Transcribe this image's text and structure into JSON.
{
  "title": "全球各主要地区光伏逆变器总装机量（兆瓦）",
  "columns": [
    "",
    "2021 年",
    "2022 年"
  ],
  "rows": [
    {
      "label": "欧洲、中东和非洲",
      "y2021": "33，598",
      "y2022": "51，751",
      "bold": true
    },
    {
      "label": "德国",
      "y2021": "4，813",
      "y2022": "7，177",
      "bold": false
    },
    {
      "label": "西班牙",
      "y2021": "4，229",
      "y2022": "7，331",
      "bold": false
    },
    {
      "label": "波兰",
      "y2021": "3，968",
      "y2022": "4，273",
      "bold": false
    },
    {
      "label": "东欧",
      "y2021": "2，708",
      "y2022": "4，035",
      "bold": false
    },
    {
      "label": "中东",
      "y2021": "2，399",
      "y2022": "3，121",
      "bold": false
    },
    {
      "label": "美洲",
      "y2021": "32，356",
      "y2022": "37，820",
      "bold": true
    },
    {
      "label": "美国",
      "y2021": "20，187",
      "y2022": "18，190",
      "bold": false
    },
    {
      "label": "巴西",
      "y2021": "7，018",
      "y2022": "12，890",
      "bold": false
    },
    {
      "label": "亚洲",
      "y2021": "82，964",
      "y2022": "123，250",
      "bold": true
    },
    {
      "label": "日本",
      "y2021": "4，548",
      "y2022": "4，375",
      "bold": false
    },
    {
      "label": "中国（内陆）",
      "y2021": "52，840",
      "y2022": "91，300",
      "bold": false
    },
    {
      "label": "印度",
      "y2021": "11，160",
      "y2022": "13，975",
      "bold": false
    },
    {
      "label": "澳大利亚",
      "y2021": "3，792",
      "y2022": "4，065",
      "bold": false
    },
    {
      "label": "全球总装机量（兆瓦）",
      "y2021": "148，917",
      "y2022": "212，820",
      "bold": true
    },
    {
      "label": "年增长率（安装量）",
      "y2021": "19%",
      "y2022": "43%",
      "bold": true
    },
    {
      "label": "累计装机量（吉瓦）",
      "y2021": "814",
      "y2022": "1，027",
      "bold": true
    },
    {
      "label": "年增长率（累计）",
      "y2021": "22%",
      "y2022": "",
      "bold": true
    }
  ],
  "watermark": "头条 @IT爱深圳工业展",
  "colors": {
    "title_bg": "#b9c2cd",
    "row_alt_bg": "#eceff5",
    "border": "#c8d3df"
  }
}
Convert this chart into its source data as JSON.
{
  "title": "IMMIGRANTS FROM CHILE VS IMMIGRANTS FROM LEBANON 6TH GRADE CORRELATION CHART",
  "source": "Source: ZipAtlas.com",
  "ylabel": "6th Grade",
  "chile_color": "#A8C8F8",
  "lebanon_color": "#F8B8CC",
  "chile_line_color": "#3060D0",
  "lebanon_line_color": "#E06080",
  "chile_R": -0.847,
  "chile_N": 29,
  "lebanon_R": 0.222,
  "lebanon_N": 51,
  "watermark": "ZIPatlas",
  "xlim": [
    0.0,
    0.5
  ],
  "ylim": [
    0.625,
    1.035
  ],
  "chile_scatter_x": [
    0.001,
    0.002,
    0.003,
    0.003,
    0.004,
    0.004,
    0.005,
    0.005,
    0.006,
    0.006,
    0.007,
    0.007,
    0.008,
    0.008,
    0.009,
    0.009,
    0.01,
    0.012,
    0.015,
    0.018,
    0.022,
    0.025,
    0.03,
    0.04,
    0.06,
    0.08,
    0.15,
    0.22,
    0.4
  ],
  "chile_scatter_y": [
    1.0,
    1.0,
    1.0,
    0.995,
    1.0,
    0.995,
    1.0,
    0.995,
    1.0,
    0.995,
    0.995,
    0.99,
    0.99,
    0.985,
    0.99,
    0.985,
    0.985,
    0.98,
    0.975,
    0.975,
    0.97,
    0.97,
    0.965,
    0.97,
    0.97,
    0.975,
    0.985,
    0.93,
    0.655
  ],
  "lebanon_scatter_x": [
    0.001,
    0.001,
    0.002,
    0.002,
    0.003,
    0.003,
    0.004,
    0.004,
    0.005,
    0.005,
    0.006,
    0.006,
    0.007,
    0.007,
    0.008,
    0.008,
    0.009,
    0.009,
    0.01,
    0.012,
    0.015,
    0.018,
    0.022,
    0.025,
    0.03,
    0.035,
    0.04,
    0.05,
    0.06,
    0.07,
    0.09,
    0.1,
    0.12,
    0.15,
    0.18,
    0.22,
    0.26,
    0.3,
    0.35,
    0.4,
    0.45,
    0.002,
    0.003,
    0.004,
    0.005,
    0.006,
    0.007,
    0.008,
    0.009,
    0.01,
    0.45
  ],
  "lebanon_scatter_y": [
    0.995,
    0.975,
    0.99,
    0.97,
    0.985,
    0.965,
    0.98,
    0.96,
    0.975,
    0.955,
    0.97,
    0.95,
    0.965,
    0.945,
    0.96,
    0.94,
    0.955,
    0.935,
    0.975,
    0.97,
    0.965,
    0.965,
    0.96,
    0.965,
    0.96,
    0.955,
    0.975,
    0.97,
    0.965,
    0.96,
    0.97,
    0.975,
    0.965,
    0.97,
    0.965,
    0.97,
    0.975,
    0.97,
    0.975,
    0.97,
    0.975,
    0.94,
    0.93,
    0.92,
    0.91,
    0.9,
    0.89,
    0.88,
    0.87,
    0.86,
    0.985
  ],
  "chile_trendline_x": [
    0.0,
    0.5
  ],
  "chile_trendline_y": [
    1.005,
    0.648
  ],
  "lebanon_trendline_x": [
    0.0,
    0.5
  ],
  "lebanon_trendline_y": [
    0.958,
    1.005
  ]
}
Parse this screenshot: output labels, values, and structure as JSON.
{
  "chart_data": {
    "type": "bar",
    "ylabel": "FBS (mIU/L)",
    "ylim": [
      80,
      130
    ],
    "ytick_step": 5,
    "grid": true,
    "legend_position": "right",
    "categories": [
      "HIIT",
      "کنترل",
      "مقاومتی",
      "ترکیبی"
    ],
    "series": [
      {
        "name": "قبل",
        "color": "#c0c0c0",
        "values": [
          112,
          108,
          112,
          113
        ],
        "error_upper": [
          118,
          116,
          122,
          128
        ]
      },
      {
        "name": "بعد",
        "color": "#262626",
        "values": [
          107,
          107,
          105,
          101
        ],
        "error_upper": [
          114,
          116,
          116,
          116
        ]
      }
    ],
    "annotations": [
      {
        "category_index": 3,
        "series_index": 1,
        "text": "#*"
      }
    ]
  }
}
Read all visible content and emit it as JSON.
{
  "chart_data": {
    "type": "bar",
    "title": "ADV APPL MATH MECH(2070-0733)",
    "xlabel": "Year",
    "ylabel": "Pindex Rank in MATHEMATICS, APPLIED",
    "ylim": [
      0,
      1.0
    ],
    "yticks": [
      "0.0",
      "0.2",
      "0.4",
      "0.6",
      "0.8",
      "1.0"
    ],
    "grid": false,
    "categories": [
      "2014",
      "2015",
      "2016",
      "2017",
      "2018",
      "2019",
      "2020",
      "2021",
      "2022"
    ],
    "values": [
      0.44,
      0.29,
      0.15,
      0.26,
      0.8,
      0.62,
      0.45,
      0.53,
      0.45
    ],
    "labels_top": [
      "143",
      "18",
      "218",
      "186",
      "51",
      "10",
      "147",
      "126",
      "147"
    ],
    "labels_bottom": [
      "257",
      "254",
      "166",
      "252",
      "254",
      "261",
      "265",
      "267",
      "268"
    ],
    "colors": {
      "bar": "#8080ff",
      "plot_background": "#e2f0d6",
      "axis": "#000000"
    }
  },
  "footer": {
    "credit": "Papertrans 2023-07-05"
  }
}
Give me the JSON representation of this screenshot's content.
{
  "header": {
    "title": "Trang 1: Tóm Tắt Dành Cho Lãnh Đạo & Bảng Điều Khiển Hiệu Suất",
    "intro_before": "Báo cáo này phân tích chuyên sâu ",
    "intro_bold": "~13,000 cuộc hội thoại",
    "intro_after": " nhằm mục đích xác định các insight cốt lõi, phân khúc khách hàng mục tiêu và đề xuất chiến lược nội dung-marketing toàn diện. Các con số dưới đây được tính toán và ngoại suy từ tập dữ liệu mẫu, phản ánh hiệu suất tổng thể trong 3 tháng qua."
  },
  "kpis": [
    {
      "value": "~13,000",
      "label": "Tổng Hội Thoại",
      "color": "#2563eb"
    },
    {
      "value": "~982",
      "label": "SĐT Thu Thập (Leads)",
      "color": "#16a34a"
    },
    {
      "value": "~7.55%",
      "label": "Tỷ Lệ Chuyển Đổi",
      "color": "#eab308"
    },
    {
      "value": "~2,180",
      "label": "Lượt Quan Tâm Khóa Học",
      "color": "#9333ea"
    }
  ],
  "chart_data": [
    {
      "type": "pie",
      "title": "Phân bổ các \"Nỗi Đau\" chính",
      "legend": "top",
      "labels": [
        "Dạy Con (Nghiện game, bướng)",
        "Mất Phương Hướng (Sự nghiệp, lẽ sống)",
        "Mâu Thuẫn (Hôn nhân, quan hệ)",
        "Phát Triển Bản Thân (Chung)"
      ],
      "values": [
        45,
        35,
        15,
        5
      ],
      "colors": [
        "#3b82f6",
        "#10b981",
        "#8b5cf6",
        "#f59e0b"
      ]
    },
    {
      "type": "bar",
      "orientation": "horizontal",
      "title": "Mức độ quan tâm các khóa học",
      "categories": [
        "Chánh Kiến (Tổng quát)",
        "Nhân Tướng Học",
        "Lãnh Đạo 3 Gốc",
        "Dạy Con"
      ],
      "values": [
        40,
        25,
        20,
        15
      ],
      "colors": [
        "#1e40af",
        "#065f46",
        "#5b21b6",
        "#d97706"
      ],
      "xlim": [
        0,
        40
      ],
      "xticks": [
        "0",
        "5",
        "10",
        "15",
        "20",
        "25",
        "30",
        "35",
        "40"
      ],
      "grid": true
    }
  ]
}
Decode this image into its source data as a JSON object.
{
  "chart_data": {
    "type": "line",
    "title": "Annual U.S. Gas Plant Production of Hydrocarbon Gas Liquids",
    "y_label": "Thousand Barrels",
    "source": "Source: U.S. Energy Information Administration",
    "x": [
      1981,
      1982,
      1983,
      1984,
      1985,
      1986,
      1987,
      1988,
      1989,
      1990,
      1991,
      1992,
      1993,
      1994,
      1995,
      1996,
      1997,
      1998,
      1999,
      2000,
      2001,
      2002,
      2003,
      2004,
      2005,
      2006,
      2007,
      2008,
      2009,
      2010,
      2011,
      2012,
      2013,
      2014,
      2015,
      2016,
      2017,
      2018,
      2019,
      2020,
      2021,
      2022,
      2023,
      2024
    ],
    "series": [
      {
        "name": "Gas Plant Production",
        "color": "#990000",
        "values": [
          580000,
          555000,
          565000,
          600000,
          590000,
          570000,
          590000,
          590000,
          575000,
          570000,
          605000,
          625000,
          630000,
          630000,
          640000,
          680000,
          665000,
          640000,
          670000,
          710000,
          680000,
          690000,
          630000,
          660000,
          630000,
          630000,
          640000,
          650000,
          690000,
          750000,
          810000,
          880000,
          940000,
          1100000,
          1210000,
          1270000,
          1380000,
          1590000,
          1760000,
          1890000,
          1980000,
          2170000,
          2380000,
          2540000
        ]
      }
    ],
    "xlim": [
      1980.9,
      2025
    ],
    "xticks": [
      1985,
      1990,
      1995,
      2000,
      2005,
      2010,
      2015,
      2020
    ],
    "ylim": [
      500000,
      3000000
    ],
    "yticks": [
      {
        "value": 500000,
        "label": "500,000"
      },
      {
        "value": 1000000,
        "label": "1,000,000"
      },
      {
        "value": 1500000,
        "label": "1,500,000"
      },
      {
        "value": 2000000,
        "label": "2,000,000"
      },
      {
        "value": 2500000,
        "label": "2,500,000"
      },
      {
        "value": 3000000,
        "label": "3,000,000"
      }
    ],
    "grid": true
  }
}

★ ★ ★

§ WHAT TO PRODUCE
Show all lines from the listing above in which "content" appears.

§ RESPONSE TO THE TASK
Read all visible content and emit it as JSON.
Give me the JSON representation of this screenshot's content.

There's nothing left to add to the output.